Exercise description —
Line by line, print the records exactly.

(Record set Opens)

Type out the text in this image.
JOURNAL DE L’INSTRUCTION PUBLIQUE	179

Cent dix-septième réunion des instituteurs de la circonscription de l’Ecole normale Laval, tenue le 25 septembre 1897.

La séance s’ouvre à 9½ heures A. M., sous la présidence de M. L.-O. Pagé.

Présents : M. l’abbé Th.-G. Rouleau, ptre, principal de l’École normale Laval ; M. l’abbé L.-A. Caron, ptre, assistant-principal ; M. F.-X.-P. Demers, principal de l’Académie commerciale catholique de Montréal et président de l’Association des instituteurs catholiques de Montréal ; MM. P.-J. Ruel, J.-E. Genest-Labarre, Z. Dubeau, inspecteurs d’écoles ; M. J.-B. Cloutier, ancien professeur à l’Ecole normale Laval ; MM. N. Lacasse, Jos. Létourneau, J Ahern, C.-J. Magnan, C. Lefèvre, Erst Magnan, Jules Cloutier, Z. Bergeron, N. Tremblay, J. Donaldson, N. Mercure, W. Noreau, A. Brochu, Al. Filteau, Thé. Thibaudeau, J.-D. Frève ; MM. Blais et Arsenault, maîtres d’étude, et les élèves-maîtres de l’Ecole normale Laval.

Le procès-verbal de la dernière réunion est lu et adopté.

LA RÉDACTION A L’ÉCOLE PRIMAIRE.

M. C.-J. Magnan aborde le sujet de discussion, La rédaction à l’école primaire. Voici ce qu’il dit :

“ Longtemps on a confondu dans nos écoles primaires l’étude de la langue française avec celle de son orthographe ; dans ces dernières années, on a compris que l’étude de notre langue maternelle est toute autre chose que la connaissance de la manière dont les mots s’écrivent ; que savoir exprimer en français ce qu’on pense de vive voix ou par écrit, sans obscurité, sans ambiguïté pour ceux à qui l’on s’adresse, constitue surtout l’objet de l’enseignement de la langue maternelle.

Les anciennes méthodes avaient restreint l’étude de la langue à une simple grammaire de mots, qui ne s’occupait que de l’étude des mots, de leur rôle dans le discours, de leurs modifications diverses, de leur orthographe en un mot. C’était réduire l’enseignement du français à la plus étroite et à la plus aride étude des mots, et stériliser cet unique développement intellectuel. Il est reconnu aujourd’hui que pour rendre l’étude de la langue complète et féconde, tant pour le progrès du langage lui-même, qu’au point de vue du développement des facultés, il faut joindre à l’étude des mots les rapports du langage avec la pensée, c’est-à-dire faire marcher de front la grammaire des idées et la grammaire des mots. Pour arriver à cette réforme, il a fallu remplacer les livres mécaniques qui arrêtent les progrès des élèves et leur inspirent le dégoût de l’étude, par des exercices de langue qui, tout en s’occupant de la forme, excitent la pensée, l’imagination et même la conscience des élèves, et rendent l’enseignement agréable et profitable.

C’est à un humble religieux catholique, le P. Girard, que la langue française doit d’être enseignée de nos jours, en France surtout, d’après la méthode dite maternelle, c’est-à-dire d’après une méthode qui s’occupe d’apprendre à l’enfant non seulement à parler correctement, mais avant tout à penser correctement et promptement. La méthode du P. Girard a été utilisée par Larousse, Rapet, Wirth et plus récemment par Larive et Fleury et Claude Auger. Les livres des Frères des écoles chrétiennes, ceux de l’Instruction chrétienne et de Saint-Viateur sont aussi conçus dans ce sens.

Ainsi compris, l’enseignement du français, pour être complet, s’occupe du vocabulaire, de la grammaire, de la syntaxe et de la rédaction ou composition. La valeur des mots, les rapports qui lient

(Record set Closes)

Solved exercise —
Type out the text in this image.
JOURNAL DE L’INSTRUCTION PUBLIQUE	179

Cent dix-septième réunion des instituteurs de la circonscription de l’Ecole normale Laval, tenue le 25 septembre 1897.

La séance s’ouvre à 9½ heures A. M., sous la présidence de M. L.-O. Pagé.

Présents : M. l’abbé Th.-G. Rouleau, ptre, principal de l’École normale Laval ; M. l’abbé L.-A. Caron, ptre, assistant-principal ; M. F.-X.-P. Demers, principal de l’Académie commerciale catholique de Montréal et président de l’Association des instituteurs catholiques de Montréal ; MM. P.-J. Ruel, J.-E. Genest-Labarre, Z. Dubeau, inspecteurs d’écoles ; M. J.-B. Cloutier, ancien professeur à l’Ecole normale Laval ; MM. N. Lacasse, Jos. Létourneau, J Ahern, C.-J. Magnan, C. Lefèvre, Erst Magnan, Jules Cloutier, Z. Bergeron, N. Tremblay, J. Donaldson, N. Mercure, W. Noreau, A. Brochu, Al. Filteau, Thé. Thibaudeau, J.-D. Frève ; MM. Blais et Arsenault, maîtres d’étude, et les élèves-maîtres de l’Ecole normale Laval.

Le procès-verbal de la dernière réunion est lu et adopté.

LA RÉDACTION A L’ÉCOLE PRIMAIRE.

M. C.-J. Magnan aborde le sujet de discussion, La rédaction à l’école primaire. Voici ce qu’il dit :

“ Longtemps on a confondu dans nos écoles primaires l’étude de la langue française avec celle de son orthographe ; dans ces dernières années, on a compris que l’étude de notre langue maternelle est toute autre chose que la connaissance de la manière dont les mots s’écrivent ; que savoir exprimer en français ce qu’on pense de vive voix ou par écrit, sans obscurité, sans ambiguïté pour ceux à qui l’on s’adresse, constitue surtout l’objet de l’enseignement de la langue maternelle.

Les anciennes méthodes avaient restreint l’étude de la langue à une simple grammaire de mots, qui ne s’occupait que de l’étude des mots, de leur rôle dans le discours, de leurs modifications diverses, de leur orthographe en un mot. C’était réduire l’enseignement du français à la plus étroite et à la plus aride étude des mots, et stériliser cet unique développement intellectuel. Il est reconnu aujourd’hui que pour rendre l’étude de la langue complète et féconde, tant pour le progrès du langage lui-même, qu’au point de vue du développement des facultés, il faut joindre à l’étude des mots les rapports du langage avec la pensée, c’est-à-dire faire marcher de front la grammaire des idées et la grammaire des mots. Pour arriver à cette réforme, il a fallu remplacer les livres mécaniques qui arrêtent les progrès des élèves et leur inspirent le dégoût de l’étude, par des exercices de langue qui, tout en s’occupant de la forme, excitent la pensée, l’imagination et même la conscience des élèves, et rendent l’enseignement agréable et profitable.

C’est à un humble religieux catholique, le P. Girard, que la langue française doit d’être enseignée de nos jours, en France surtout, d’après la méthode dite maternelle, c’est-à-dire d’après une méthode qui s’occupe d’apprendre à l’enfant non seulement à parler correctement, mais avant tout à penser correctement et promptement. La méthode du P. Girard a été utilisée par Larousse, Rapet, Wirth et plus récemment par Larive et Fleury et Claude Auger. Les livres des Frères des écoles chrétiennes, ceux de l’Instruction chrétienne et de Saint-Viateur sont aussi conçus dans ce sens.

Ainsi compris, l’enseignement du français, pour être complet, s’occupe du vocabulaire, de la grammaire, de la syntaxe et de la rédaction ou composition. La valeur des mots, les rapports qui lient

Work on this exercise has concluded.